■ WORK TO COMPLETE
Only the pictures stay out; every record is to be quoted exactly.

+++++

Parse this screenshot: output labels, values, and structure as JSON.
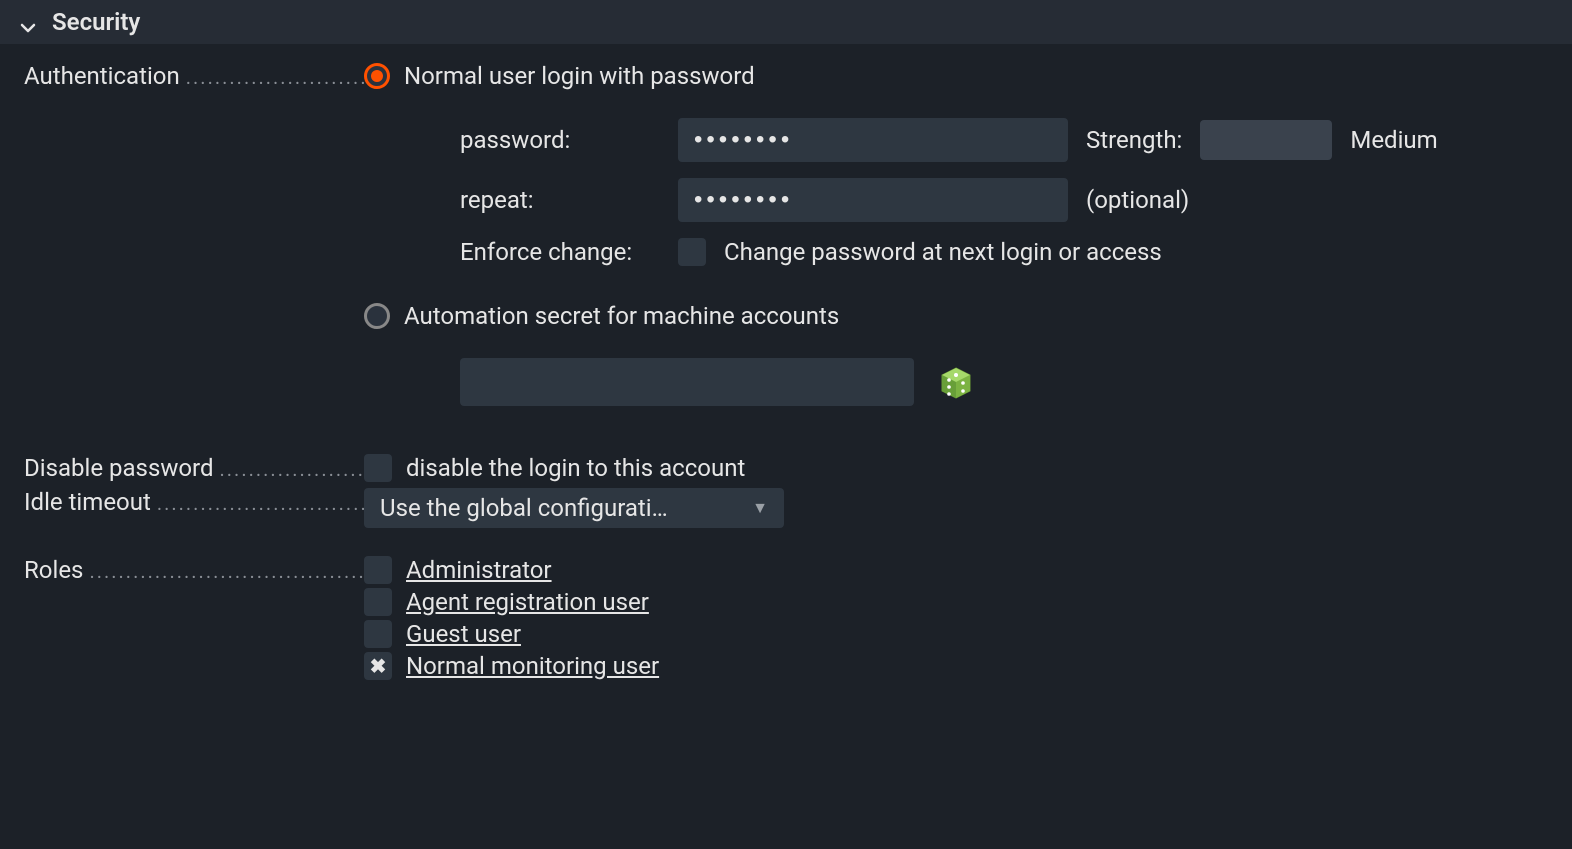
{
  "section": {
    "title": "Security"
  },
  "fields": {
    "authentication": {
      "label": "Authentication",
      "option_password": "Normal user login with password",
      "option_automation": "Automation secret for machine accounts",
      "password_label": "password:",
      "password_value": "••••••••",
      "repeat_label": "repeat:",
      "repeat_value": "••••••••",
      "repeat_hint": "(optional)",
      "strength_label": "Strength:",
      "strength_text": "Medium",
      "enforce_label": "Enforce change:",
      "enforce_text": "Change password at next login or access"
    },
    "disable_password": {
      "label": "Disable password",
      "text": "disable the login to this account"
    },
    "idle_timeout": {
      "label": "Idle timeout",
      "value": "Use the global configurati…"
    },
    "roles": {
      "label": "Roles",
      "items": [
        {
          "label": "Administrator",
          "checked": false
        },
        {
          "label": "Agent registration user",
          "checked": false
        },
        {
          "label": "Guest user",
          "checked": false
        },
        {
          "label": "Normal monitoring user",
          "checked": true
        }
      ]
    }
  }
}
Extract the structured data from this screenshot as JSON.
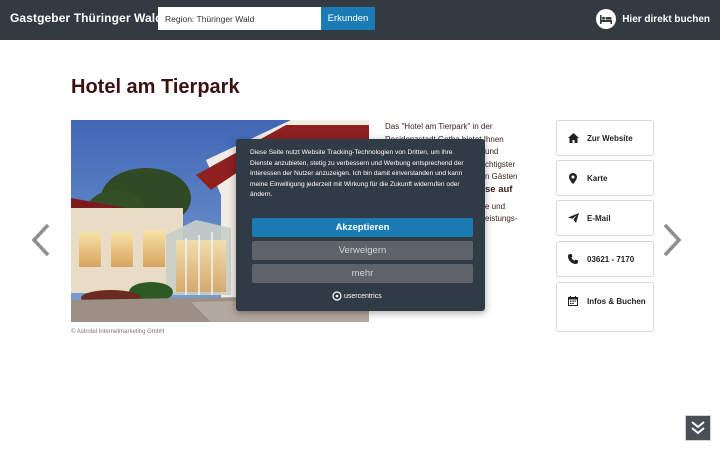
{
  "header": {
    "brand": "Gastgeber Thüringer Wald",
    "search_value": "Region: Thüringer Wald",
    "search_button": "Erkunden",
    "book_link": "Hier direkt buchen"
  },
  "page": {
    "title": "Hotel am Tierpark",
    "image_credit": "© Astrotel Internetmarketing GmbH"
  },
  "description": {
    "line1": "Das \"Hotel am Tierpark\" in der",
    "line2": "Residenzstadt Gotha bietet Ihnen",
    "line3": "und",
    "line4": "chtigster",
    "line5": "n Gästen",
    "line6_bold": "se auf",
    "line7": "e und",
    "line8": "eistungs-"
  },
  "side_buttons": [
    {
      "label": "Zur Website",
      "icon": "home-icon"
    },
    {
      "label": "Karte",
      "icon": "map-marker-icon"
    },
    {
      "label": "E-Mail",
      "icon": "paper-plane-icon"
    },
    {
      "label": "03621 - 7170",
      "icon": "phone-icon"
    },
    {
      "label": "Infos & Buchen",
      "icon": "calendar-icon"
    }
  ],
  "consent": {
    "text": "Diese Seite nutzt Website Tracking-Technologien von Dritten, um ihre Dienste anzubieten, stetig zu verbessern und Werbung entsprechend der Interessen der Nutzer anzuzeigen. Ich bin damit einverstanden und kann meine Einwilligung jederzeit mit Wirkung für die Zukunft widerrufen oder ändern.",
    "accept": "Akzeptieren",
    "deny": "Verweigern",
    "more": "mehr",
    "brand": "usercentrics"
  },
  "colors": {
    "header_bg": "#333a42",
    "accent_blue": "#1b7bb5",
    "title_color": "#3a1212",
    "dialog_bg": "#313b45"
  }
}
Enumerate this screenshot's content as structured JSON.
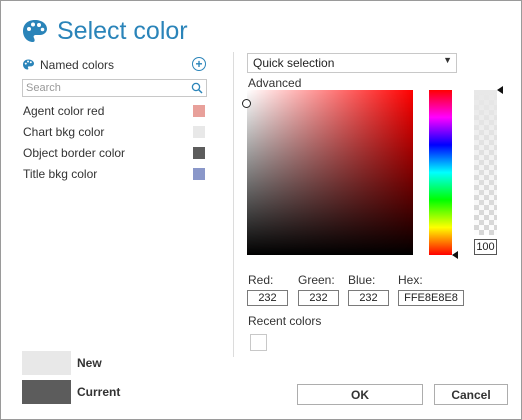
{
  "dialog": {
    "title": "Select color"
  },
  "named_colors": {
    "header": "Named colors",
    "add_symbol": "+",
    "search_placeholder": "Search",
    "items": [
      {
        "label": "Agent color red",
        "color": "#e8a09a"
      },
      {
        "label": "Chart bkg color",
        "color": "#e8e8e8"
      },
      {
        "label": "Object border color",
        "color": "#5c5c5c"
      },
      {
        "label": "Title bkg color",
        "color": "#8a97c9"
      }
    ]
  },
  "preview": {
    "new_label": "New",
    "new_color": "#e8e8e8",
    "current_label": "Current",
    "current_color": "#5c5c5c"
  },
  "picker": {
    "mode": "Quick selection",
    "advanced_label": "Advanced",
    "alpha": "100",
    "red_label": "Red:",
    "red": "232",
    "green_label": "Green:",
    "green": "232",
    "blue_label": "Blue:",
    "blue": "232",
    "hex_label": "Hex:",
    "hex": "FFE8E8E8",
    "recent_label": "Recent colors"
  },
  "buttons": {
    "ok": "OK",
    "cancel": "Cancel"
  },
  "colors": {
    "accent": "#2a84b9"
  }
}
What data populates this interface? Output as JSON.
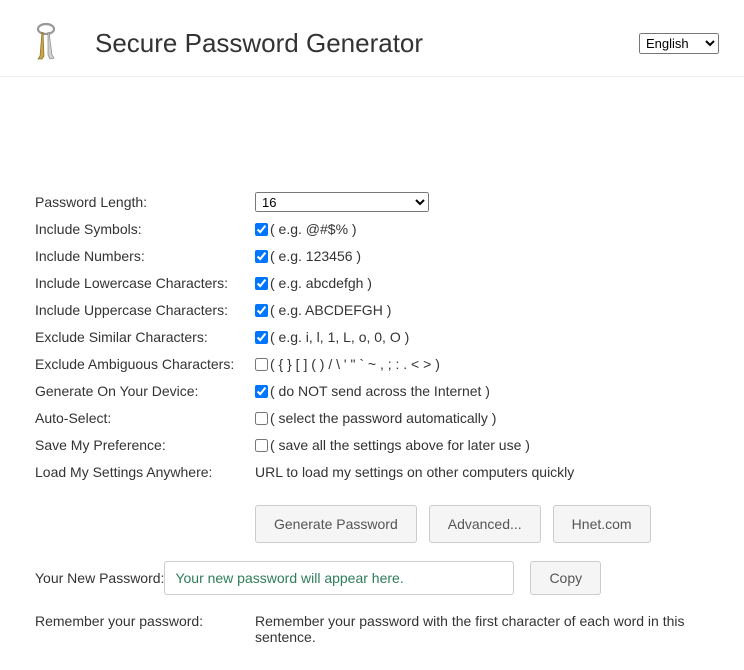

+++++

■ SOLUTION
Parse this screenshot: output labels, values, and structure as JSON.
{
  "section": {
    "title": "Security"
  },
  "fields": {
    "authentication": {
      "label": "Authentication",
      "option_password": "Normal user login with password",
      "option_automation": "Automation secret for machine accounts",
      "password_label": "password:",
      "password_value": "••••••••",
      "repeat_label": "repeat:",
      "repeat_value": "••••••••",
      "repeat_hint": "(optional)",
      "strength_label": "Strength:",
      "strength_text": "Medium",
      "enforce_label": "Enforce change:",
      "enforce_text": "Change password at next login or access"
    },
    "disable_password": {
      "label": "Disable password",
      "text": "disable the login to this account"
    },
    "idle_timeout": {
      "label": "Idle timeout",
      "value": "Use the global configurati…"
    },
    "roles": {
      "label": "Roles",
      "items": [
        {
          "label": "Administrator",
          "checked": false
        },
        {
          "label": "Agent registration user",
          "checked": false
        },
        {
          "label": "Guest user",
          "checked": false
        },
        {
          "label": "Normal monitoring user",
          "checked": true
        }
      ]
    }
  }
}
Extract the structured data from this screenshot as JSON.
{
  "header": {
    "brand": "Gastgeber Thüringer Wald",
    "search_value": "Region: Thüringer Wald",
    "search_button": "Erkunden",
    "book_link": "Hier direkt buchen"
  },
  "page": {
    "title": "Hotel am Tierpark",
    "image_credit": "© Astrotel Internetmarketing GmbH"
  },
  "description": {
    "line1": "Das \"Hotel am Tierpark\" in der",
    "line2": "Residenzstadt Gotha bietet Ihnen",
    "line3": "und",
    "line4": "chtigster",
    "line5": "n Gästen",
    "line6_bold": "se auf",
    "line7": "e und",
    "line8": "eistungs-"
  },
  "side_buttons": [
    {
      "label": "Zur Website",
      "icon": "home-icon"
    },
    {
      "label": "Karte",
      "icon": "map-marker-icon"
    },
    {
      "label": "E-Mail",
      "icon": "paper-plane-icon"
    },
    {
      "label": "03621 - 7170",
      "icon": "phone-icon"
    },
    {
      "label": "Infos & Buchen",
      "icon": "calendar-icon"
    }
  ],
  "consent": {
    "text": "Diese Seite nutzt Website Tracking-Technologien von Dritten, um ihre Dienste anzubieten, stetig zu verbessern und Werbung entsprechend der Interessen der Nutzer anzuzeigen. Ich bin damit einverstanden und kann meine Einwilligung jederzeit mit Wirkung für die Zukunft widerrufen oder ändern.",
    "accept": "Akzeptieren",
    "deny": "Verweigern",
    "more": "mehr",
    "brand": "usercentrics"
  },
  "colors": {
    "header_bg": "#333a42",
    "accent_blue": "#1b7bb5",
    "title_color": "#3a1212",
    "dialog_bg": "#313b45"
  }
}
Enumerate this screenshot's content as structured JSON.
{
  "dialog": {
    "title": "Select color"
  },
  "named_colors": {
    "header": "Named colors",
    "add_symbol": "+",
    "search_placeholder": "Search",
    "items": [
      {
        "label": "Agent color red",
        "color": "#e8a09a"
      },
      {
        "label": "Chart bkg color",
        "color": "#e8e8e8"
      },
      {
        "label": "Object border color",
        "color": "#5c5c5c"
      },
      {
        "label": "Title bkg color",
        "color": "#8a97c9"
      }
    ]
  },
  "preview": {
    "new_label": "New",
    "new_color": "#e8e8e8",
    "current_label": "Current",
    "current_color": "#5c5c5c"
  },
  "picker": {
    "mode": "Quick selection",
    "advanced_label": "Advanced",
    "alpha": "100",
    "red_label": "Red:",
    "red": "232",
    "green_label": "Green:",
    "green": "232",
    "blue_label": "Blue:",
    "blue": "232",
    "hex_label": "Hex:",
    "hex": "FFE8E8E8",
    "recent_label": "Recent colors"
  },
  "buttons": {
    "ok": "OK",
    "cancel": "Cancel"
  },
  "colors": {
    "accent": "#2a84b9"
  }
}
What data populates this interface? Output as JSON.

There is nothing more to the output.